## Begin Available records

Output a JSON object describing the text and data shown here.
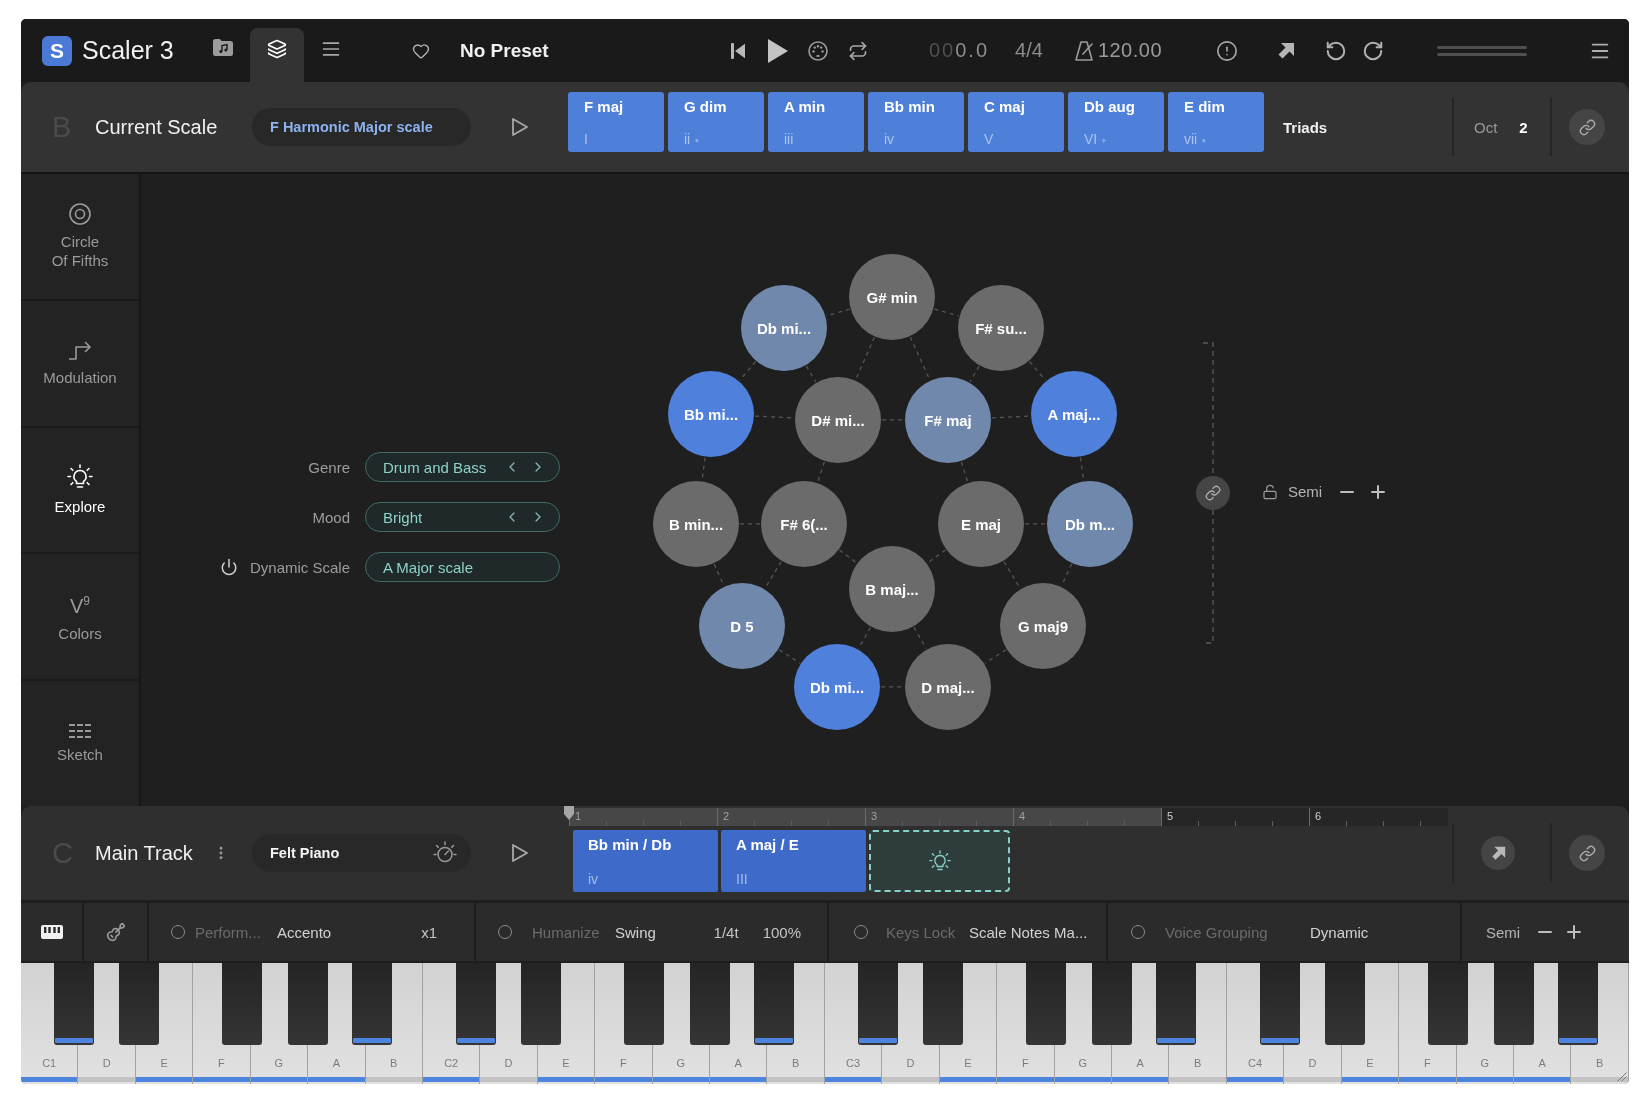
{
  "app": {
    "logo": "S",
    "name": "Scaler 3"
  },
  "view_tabs": [
    {
      "selected": false
    },
    {
      "selected": true
    },
    {
      "selected": false
    }
  ],
  "preset": {
    "favorite": false,
    "name": "No Preset"
  },
  "transport": {
    "position": {
      "dim": "00",
      "lit": "0.0"
    },
    "time_signature": "4/4",
    "tempo": "120.00"
  },
  "scale_bar": {
    "section": "B",
    "title": "Current Scale",
    "scale": "F Harmonic Major scale",
    "chords": [
      {
        "name": "F maj",
        "degree": "I"
      },
      {
        "name": "G dim",
        "degree": "ii $_{∘}$"
      },
      {
        "name": "A min",
        "degree": "iii"
      },
      {
        "name": "Bb min",
        "degree": "iv"
      },
      {
        "name": "C maj",
        "degree": "V"
      },
      {
        "name": "Db aug",
        "degree": "VI $_{+}$"
      },
      {
        "name": "E dim",
        "degree": "vii $_{∘}$"
      }
    ],
    "voicing": "Triads",
    "octave_label": "Oct",
    "octave": "2"
  },
  "sidebar": [
    {
      "label": "Circle Of Fifths",
      "selected": false
    },
    {
      "label": "Modulation",
      "selected": false
    },
    {
      "label": "Explore",
      "selected": true
    },
    {
      "label": "Colors",
      "selected": false,
      "glyph": "V$^{9}$"
    },
    {
      "label": "Sketch",
      "selected": false
    }
  ],
  "explore": {
    "fields": [
      {
        "kind": "stepper",
        "label": "Genre",
        "value": "Drum and Bass"
      },
      {
        "kind": "stepper",
        "label": "Mood",
        "value": "Bright"
      },
      {
        "kind": "toggle",
        "label": "Dynamic Scale",
        "value": "A Major scale"
      }
    ]
  },
  "chord_graph": {
    "nodes": [
      {
        "label": "G# min",
        "color": "#6b6b6b"
      },
      {
        "label": "Db mi...",
        "color": "#7088ab"
      },
      {
        "label": "F# su...",
        "color": "#6b6b6b"
      },
      {
        "label": "Bb mi...",
        "color": "#4f80dc"
      },
      {
        "label": "D# mi...",
        "color": "#6b6b6b"
      },
      {
        "label": "F# maj",
        "color": "#7088ab"
      },
      {
        "label": "A maj...",
        "color": "#4f80dc"
      },
      {
        "label": "B min...",
        "color": "#6b6b6b"
      },
      {
        "label": "F# 6(...",
        "color": "#6b6b6b"
      },
      {
        "label": "E maj",
        "color": "#6b6b6b"
      },
      {
        "label": "Db m...",
        "color": "#7088ab"
      },
      {
        "label": "B maj...",
        "color": "#6b6b6b"
      },
      {
        "label": "D 5",
        "color": "#7088ab"
      },
      {
        "label": "G maj9",
        "color": "#6b6b6b"
      },
      {
        "label": "Db mi...",
        "color": "#4f80dc"
      },
      {
        "label": "D maj...",
        "color": "#6b6b6b"
      }
    ]
  },
  "transpose": {
    "label": "Semi"
  },
  "track": {
    "section": "C",
    "title": "Main Track",
    "instrument": "Felt Piano",
    "ruler": [
      {
        "label": "1",
        "filled": true
      },
      {
        "label": "2",
        "filled": true
      },
      {
        "label": "3",
        "filled": true
      },
      {
        "label": "4",
        "filled": true
      },
      {
        "label": "5",
        "filled": false
      },
      {
        "label": "6",
        "filled": false
      }
    ],
    "clips": [
      {
        "kind": "chord",
        "chord": "Bb min / Db",
        "degree": "iv"
      },
      {
        "kind": "chord",
        "chord": "A maj / E",
        "degree": "III"
      },
      {
        "kind": "suggestion"
      }
    ]
  },
  "performance_bar": {
    "view_toggles": [
      {
        "selected": true
      },
      {
        "selected": false
      }
    ],
    "options": [
      {
        "on": false,
        "label": "Perform...",
        "value": "Accento",
        "extras": [
          "x1"
        ]
      },
      {
        "on": false,
        "label": "Humanize",
        "value": "Swing",
        "extras": [
          "1/4t",
          "100%"
        ]
      },
      {
        "on": false,
        "label": "Keys Lock",
        "value": "Scale Notes Ma..."
      },
      {
        "on": false,
        "label": "Voice Grouping",
        "value": "Dynamic"
      }
    ],
    "transpose_label": "Semi"
  },
  "keyboard": {
    "white_keys": [
      {
        "label": "C1",
        "highlighted": true
      },
      {
        "label": "D",
        "highlighted": false
      },
      {
        "label": "E",
        "highlighted": true
      },
      {
        "label": "F",
        "highlighted": true
      },
      {
        "label": "G",
        "highlighted": true
      },
      {
        "label": "A",
        "highlighted": true
      },
      {
        "label": "B",
        "highlighted": false
      },
      {
        "label": "C2",
        "highlighted": true
      },
      {
        "label": "D",
        "highlighted": false
      },
      {
        "label": "E",
        "highlighted": true
      },
      {
        "label": "F",
        "highlighted": true
      },
      {
        "label": "G",
        "highlighted": true
      },
      {
        "label": "A",
        "highlighted": true
      },
      {
        "label": "B",
        "highlighted": false
      },
      {
        "label": "C3",
        "highlighted": true
      },
      {
        "label": "D",
        "highlighted": false
      },
      {
        "label": "E",
        "highlighted": true
      },
      {
        "label": "F",
        "highlighted": true
      },
      {
        "label": "G",
        "highlighted": true
      },
      {
        "label": "A",
        "highlighted": true
      },
      {
        "label": "B",
        "highlighted": false
      },
      {
        "label": "C4",
        "highlighted": true
      },
      {
        "label": "D",
        "highlighted": false
      },
      {
        "label": "E",
        "highlighted": true
      },
      {
        "label": "F",
        "highlighted": true
      },
      {
        "label": "G",
        "highlighted": true
      },
      {
        "label": "A",
        "highlighted": true
      },
      {
        "label": "B",
        "highlighted": false
      }
    ],
    "black_keys": [
      {
        "highlighted": true
      },
      {
        "highlighted": false
      },
      {
        "highlighted": false
      },
      {
        "highlighted": false
      },
      {
        "highlighted": true
      },
      {
        "highlighted": true
      },
      {
        "highlighted": false
      },
      {
        "highlighted": false
      },
      {
        "highlighted": false
      },
      {
        "highlighted": true
      },
      {
        "highlighted": true
      },
      {
        "highlighted": false
      },
      {
        "highlighted": false
      },
      {
        "highlighted": false
      },
      {
        "highlighted": true
      },
      {
        "highlighted": true
      },
      {
        "highlighted": false
      },
      {
        "highlighted": false
      },
      {
        "highlighted": false
      },
      {
        "highlighted": true
      }
    ]
  }
}
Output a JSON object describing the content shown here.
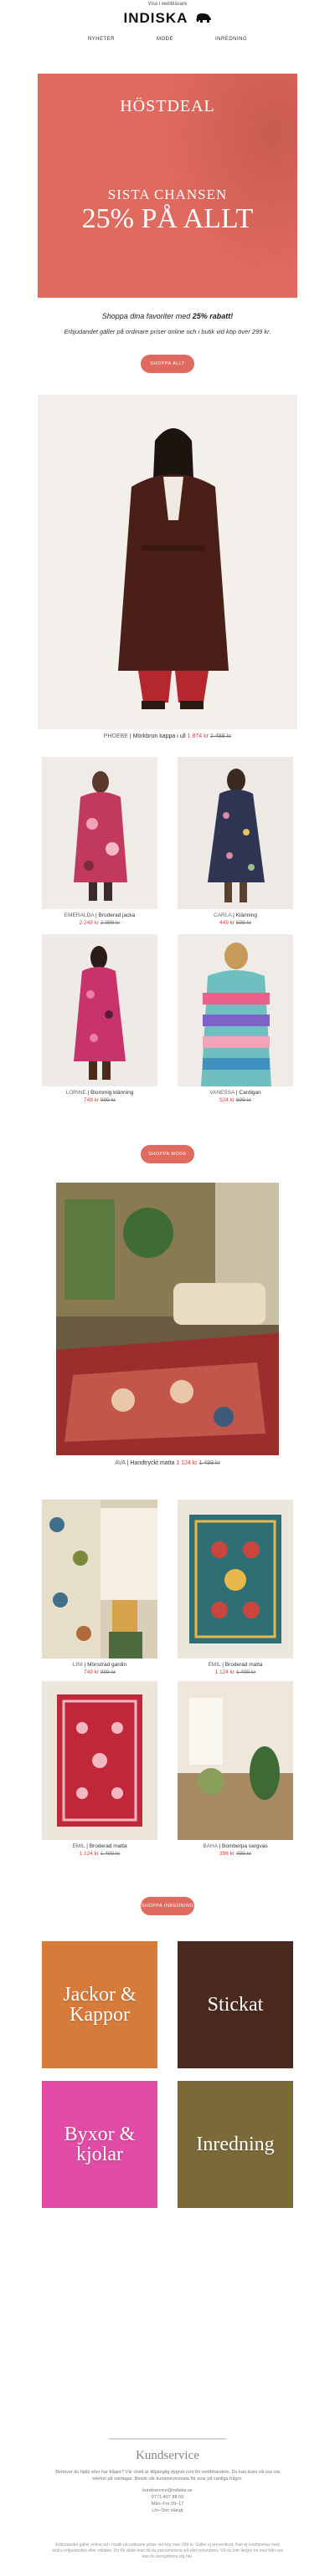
{
  "preheader": "Visa i webbläsare",
  "brand": {
    "name": "INDISKA",
    "logo_icon": "elephant-icon"
  },
  "nav": [
    "NYHETER",
    "MODE",
    "INREDNING"
  ],
  "hero": {
    "kicker": "HÖSTDEAL",
    "line1": "SISTA CHANSEN",
    "line2": "25% PÅ ALLT",
    "bg": "#e06a5e"
  },
  "intro": {
    "text_pre": "Shoppa dina favoriter med ",
    "text_bold": "25% rabatt!",
    "terms": "Erbjudandet gäller på ordinare priser online och i butik vid köp över 299 kr."
  },
  "buttons": {
    "shop_all": "SHOPPA ALLT",
    "shop_fashion": "SHOPPA MODE",
    "shop_interior": "SHOPPA INREDNING"
  },
  "colors": {
    "accent": "#e06a5e",
    "sale": "#d3443a"
  },
  "featured": {
    "brand": "PHOEBE",
    "name": "Mörkbrun kappa i ull",
    "price": "1 874 kr",
    "old": "2 499 kr"
  },
  "fashion": [
    {
      "brand": "EMERALDA",
      "name": "Broderad jacka",
      "price": "2 249 kr",
      "old": "2 999 kr"
    },
    {
      "brand": "CARLA",
      "name": "Klänning",
      "price": "449 kr",
      "old": "599 kr"
    },
    {
      "brand": "LORINE",
      "name": "Blommig klänning",
      "price": "749 kr",
      "old": "999 kr"
    },
    {
      "brand": "VANESSA",
      "name": "Cardigan",
      "price": "524 kr",
      "old": "699 kr"
    }
  ],
  "rug_feature": {
    "brand": "AVA",
    "name": "Handtryckt matta",
    "price": "1 124 kr",
    "old": "1 499 kr"
  },
  "interior": [
    {
      "brand": "LINI",
      "name": "Mönstrad gardin",
      "price": "749 kr",
      "old": "999 kr"
    },
    {
      "brand": "EMIL",
      "name": "Broderad matta",
      "price": "1 124 kr",
      "old": "1 499 kr"
    },
    {
      "brand": "EMIL",
      "name": "Broderad matta",
      "price": "1 124 kr",
      "old": "1 499 kr"
    },
    {
      "brand": "BAHA",
      "name": "Bomberpa vargvas",
      "price": "396 kr",
      "old": "499 kr"
    }
  ],
  "categories": [
    "Jackor & Kappor",
    "Stickat",
    "Byxor & kjolar",
    "Inredning"
  ],
  "customer_service": {
    "title": "Kundservice",
    "body": "Behöver du hjälp eller har frågor? Vår chatt är tillgänglig dygnet runt för webbhandeln. Du kan även nå oss via telefon på vardagar. Besök vår kundservicesida för svar på vanliga frågor.",
    "email": "kundservice@indiska.se",
    "phone": "0771-407 88 00",
    "hours": "Mån–Fre 09–17",
    "extra": "Lör–Sön stängt"
  },
  "footer": "Erbjudandet gäller online och i butik på ordinarie priser vid köp över 299 kr. Gäller ej presentkort. Kan ej kombineras med andra erbjudanden eller rabatter. Du får detta mail då du prenumererar på vårt nyhetsbrev. Vill du inte längre ha mail från oss kan du avregistrera dig här."
}
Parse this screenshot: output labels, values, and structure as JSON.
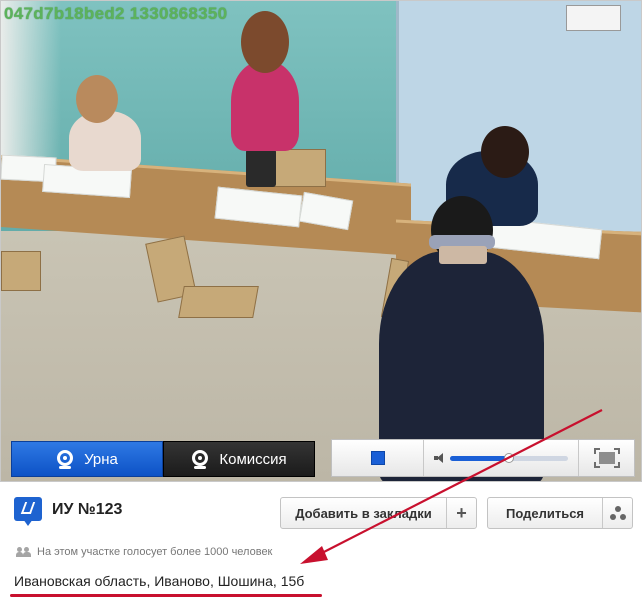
{
  "video": {
    "camera_id": "047d7b18bed2 1330868350",
    "door_sign": "",
    "tabs": [
      {
        "label": "Урна",
        "icon": "webcam-icon",
        "active": true
      },
      {
        "label": "Комиссия",
        "icon": "webcam-icon",
        "active": false
      }
    ],
    "player": {
      "stop_icon": "stop-icon",
      "volume_icon": "speaker-icon",
      "volume_level": 0.5,
      "fullscreen_icon": "fullscreen-icon"
    }
  },
  "station": {
    "icon": "ballot-box-icon",
    "title": "ИУ №123",
    "bookmark_label": "Добавить в закладки",
    "bookmark_icon": "plus-icon",
    "share_label": "Поделиться",
    "share_icon": "share-icon",
    "voters_icon": "people-icon",
    "voters_text": "На этом участке голосует более 1000 человек",
    "address": "Ивановская область, Иваново, Шошина, 15б"
  },
  "colors": {
    "accent_blue": "#1e63d0",
    "annotation_red": "#c8102e",
    "camera_id_green": "#5cb35c"
  }
}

## End Available records

• Set exercise
Give again exactly the lines from the one holding "Parse this screenshot: output" to the final line of the records, both ends included; any pictures stay out.

• Answer
Parse this screenshot: output labels, values, and structure as JSON.
{
  "video": {
    "camera_id": "047d7b18bed2 1330868350",
    "door_sign": "",
    "tabs": [
      {
        "label": "Урна",
        "icon": "webcam-icon",
        "active": true
      },
      {
        "label": "Комиссия",
        "icon": "webcam-icon",
        "active": false
      }
    ],
    "player": {
      "stop_icon": "stop-icon",
      "volume_icon": "speaker-icon",
      "volume_level": 0.5,
      "fullscreen_icon": "fullscreen-icon"
    }
  },
  "station": {
    "icon": "ballot-box-icon",
    "title": "ИУ №123",
    "bookmark_label": "Добавить в закладки",
    "bookmark_icon": "plus-icon",
    "share_label": "Поделиться",
    "share_icon": "share-icon",
    "voters_icon": "people-icon",
    "voters_text": "На этом участке голосует более 1000 человек",
    "address": "Ивановская область, Иваново, Шошина, 15б"
  },
  "colors": {
    "accent_blue": "#1e63d0",
    "annotation_red": "#c8102e",
    "camera_id_green": "#5cb35c"
  }
}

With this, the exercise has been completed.